Provide an exact copy of the data, excluding the images.
— BEGIN —
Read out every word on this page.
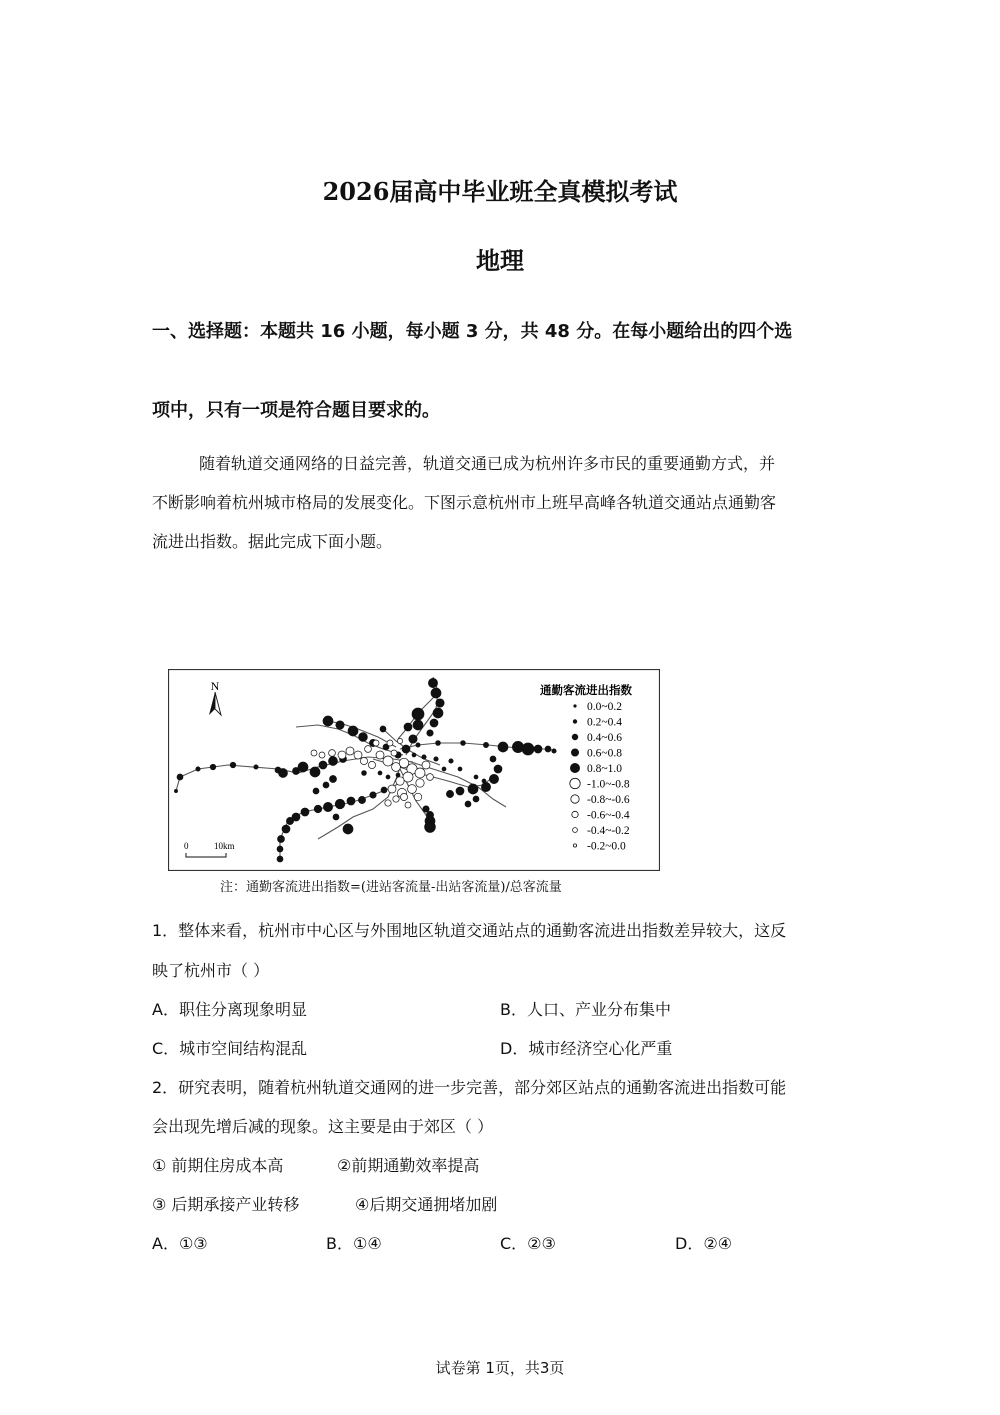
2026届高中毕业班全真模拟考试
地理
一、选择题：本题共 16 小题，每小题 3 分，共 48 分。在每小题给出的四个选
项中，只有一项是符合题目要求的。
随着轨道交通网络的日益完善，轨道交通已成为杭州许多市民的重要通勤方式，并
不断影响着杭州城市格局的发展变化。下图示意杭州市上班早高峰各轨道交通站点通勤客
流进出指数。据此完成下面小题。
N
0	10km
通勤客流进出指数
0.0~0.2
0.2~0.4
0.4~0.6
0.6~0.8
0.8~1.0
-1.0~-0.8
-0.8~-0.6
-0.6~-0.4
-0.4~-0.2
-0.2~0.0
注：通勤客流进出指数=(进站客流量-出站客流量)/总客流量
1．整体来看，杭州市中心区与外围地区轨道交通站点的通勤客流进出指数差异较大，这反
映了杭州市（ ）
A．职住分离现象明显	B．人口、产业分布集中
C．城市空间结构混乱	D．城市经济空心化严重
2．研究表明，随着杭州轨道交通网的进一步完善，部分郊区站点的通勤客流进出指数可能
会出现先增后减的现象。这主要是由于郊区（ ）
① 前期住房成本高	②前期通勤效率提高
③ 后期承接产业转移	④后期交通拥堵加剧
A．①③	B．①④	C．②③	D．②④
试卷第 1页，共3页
— END —
*Result for this exercise*.
Read out every word on this page.
2026届高中毕业班全真模拟考试
地理
一、选择题：本题共 16 小题，每小题 3 分，共 48 分。在每小题给出的四个选
项中，只有一项是符合题目要求的。
随着轨道交通网络的日益完善，轨道交通已成为杭州许多市民的重要通勤方式，并
不断影响着杭州城市格局的发展变化。下图示意杭州市上班早高峰各轨道交通站点通勤客
流进出指数。据此完成下面小题。
N
0	10km
通勤客流进出指数
0.0~0.2
0.2~0.4
0.4~0.6
0.6~0.8
0.8~1.0
-1.0~-0.8
-0.8~-0.6
-0.6~-0.4
-0.4~-0.2
-0.2~0.0
注：通勤客流进出指数=(进站客流量-出站客流量)/总客流量
1．整体来看，杭州市中心区与外围地区轨道交通站点的通勤客流进出指数差异较大，这反
映了杭州市（ ）
A．职住分离现象明显	B．人口、产业分布集中
C．城市空间结构混乱	D．城市经济空心化严重
2．研究表明，随着杭州轨道交通网的进一步完善，部分郊区站点的通勤客流进出指数可能
会出现先增后减的现象。这主要是由于郊区（ ）
① 前期住房成本高	②前期通勤效率提高
③ 后期承接产业转移	④后期交通拥堵加剧
A．①③	B．①④	C．②③	D．②④
试卷第 1页，共3页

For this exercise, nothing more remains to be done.